All of the data must be printed exactly; please include every line.
[SUPPLIED RECORDS start]
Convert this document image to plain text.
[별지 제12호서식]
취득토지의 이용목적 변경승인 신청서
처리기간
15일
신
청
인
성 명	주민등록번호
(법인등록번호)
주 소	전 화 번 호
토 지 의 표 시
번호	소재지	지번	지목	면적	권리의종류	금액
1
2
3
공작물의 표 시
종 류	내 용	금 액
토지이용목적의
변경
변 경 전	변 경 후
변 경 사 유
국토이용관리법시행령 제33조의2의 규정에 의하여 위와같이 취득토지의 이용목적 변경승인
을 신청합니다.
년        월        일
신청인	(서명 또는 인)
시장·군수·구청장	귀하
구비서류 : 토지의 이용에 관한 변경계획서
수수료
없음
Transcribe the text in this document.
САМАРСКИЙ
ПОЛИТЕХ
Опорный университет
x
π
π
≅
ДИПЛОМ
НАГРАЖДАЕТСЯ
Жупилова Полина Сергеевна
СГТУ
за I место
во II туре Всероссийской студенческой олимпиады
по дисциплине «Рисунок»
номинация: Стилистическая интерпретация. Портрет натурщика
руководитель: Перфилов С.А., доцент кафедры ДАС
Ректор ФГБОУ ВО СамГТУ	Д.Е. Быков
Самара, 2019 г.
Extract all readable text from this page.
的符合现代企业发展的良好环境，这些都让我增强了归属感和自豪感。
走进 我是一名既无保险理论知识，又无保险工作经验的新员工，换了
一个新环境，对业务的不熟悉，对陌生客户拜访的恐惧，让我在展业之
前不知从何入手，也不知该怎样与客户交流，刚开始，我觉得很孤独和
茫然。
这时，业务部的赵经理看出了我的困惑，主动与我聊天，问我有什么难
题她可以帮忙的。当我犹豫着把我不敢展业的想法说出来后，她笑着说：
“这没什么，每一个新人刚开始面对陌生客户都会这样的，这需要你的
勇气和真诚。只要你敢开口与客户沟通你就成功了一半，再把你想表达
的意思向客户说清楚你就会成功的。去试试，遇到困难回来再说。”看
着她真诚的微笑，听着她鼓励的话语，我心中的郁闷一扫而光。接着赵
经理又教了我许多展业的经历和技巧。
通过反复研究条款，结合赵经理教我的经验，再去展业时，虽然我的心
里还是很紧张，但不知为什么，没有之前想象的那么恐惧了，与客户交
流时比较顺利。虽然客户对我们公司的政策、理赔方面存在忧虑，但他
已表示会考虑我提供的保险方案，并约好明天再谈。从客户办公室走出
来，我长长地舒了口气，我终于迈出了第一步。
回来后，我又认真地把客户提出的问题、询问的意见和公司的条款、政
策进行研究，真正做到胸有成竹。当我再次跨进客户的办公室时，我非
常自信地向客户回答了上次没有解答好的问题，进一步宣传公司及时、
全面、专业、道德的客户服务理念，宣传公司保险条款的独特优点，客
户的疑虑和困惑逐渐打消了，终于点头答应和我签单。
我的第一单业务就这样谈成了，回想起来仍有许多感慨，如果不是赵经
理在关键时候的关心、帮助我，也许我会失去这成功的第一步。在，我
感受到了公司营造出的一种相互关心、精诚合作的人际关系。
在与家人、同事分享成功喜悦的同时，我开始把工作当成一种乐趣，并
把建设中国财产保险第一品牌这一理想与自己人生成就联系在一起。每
[SUPPLIED RECORDS end]
EXPECTED OUTPUT:
Convert this document image to plain text.
[별지 제12호서식]
취득토지의 이용목적 변경승인 신청서
처리기간
15일
신
청
인
성 명	주민등록번호
(법인등록번호)
주 소	전 화 번 호
토 지 의 표 시
번호	소재지	지번	지목	면적	권리의종류	금액
1
2
3
공작물의 표 시
종 류	내 용	금 액
토지이용목적의
변경
변 경 전	변 경 후
변 경 사 유
국토이용관리법시행령 제33조의2의 규정에 의하여 위와같이 취득토지의 이용목적 변경승인
을 신청합니다.
년        월        일
신청인	(서명 또는 인)
시장·군수·구청장	귀하
구비서류 : 토지의 이용에 관한 변경계획서
수수료
없음
Transcribe the text in this document.
САМАРСКИЙ
ПОЛИТЕХ
Опорный университет
x
π
π
≅
ДИПЛОМ
НАГРАЖДАЕТСЯ
Жупилова Полина Сергеевна
СГТУ
за I место
во II туре Всероссийской студенческой олимпиады
по дисциплине «Рисунок»
номинация: Стилистическая интерпретация. Портрет натурщика
руководитель: Перфилов С.А., доцент кафедры ДАС
Ректор ФГБОУ ВО СамГТУ	Д.Е. Быков
Самара, 2019 г.
Extract all readable text from this page.
的符合现代企业发展的良好环境，这些都让我增强了归属感和自豪感。
走进 我是一名既无保险理论知识，又无保险工作经验的新员工，换了
一个新环境，对业务的不熟悉，对陌生客户拜访的恐惧，让我在展业之
前不知从何入手，也不知该怎样与客户交流，刚开始，我觉得很孤独和
茫然。
这时，业务部的赵经理看出了我的困惑，主动与我聊天，问我有什么难
题她可以帮忙的。当我犹豫着把我不敢展业的想法说出来后，她笑着说：
“这没什么，每一个新人刚开始面对陌生客户都会这样的，这需要你的
勇气和真诚。只要你敢开口与客户沟通你就成功了一半，再把你想表达
的意思向客户说清楚你就会成功的。去试试，遇到困难回来再说。”看
着她真诚的微笑，听着她鼓励的话语，我心中的郁闷一扫而光。接着赵
经理又教了我许多展业的经历和技巧。
通过反复研究条款，结合赵经理教我的经验，再去展业时，虽然我的心
里还是很紧张，但不知为什么，没有之前想象的那么恐惧了，与客户交
流时比较顺利。虽然客户对我们公司的政策、理赔方面存在忧虑，但他
已表示会考虑我提供的保险方案，并约好明天再谈。从客户办公室走出
来，我长长地舒了口气，我终于迈出了第一步。
回来后，我又认真地把客户提出的问题、询问的意见和公司的条款、政
策进行研究，真正做到胸有成竹。当我再次跨进客户的办公室时，我非
常自信地向客户回答了上次没有解答好的问题，进一步宣传公司及时、
全面、专业、道德的客户服务理念，宣传公司保险条款的独特优点，客
户的疑虑和困惑逐渐打消了，终于点头答应和我签单。
我的第一单业务就这样谈成了，回想起来仍有许多感慨，如果不是赵经
理在关键时候的关心、帮助我，也许我会失去这成功的第一步。在，我
感受到了公司营造出的一种相互关心、精诚合作的人际关系。
在与家人、同事分享成功喜悦的同时，我开始把工作当成一种乐趣，并
把建设中国财产保险第一品牌这一理想与自己人生成就联系在一起。每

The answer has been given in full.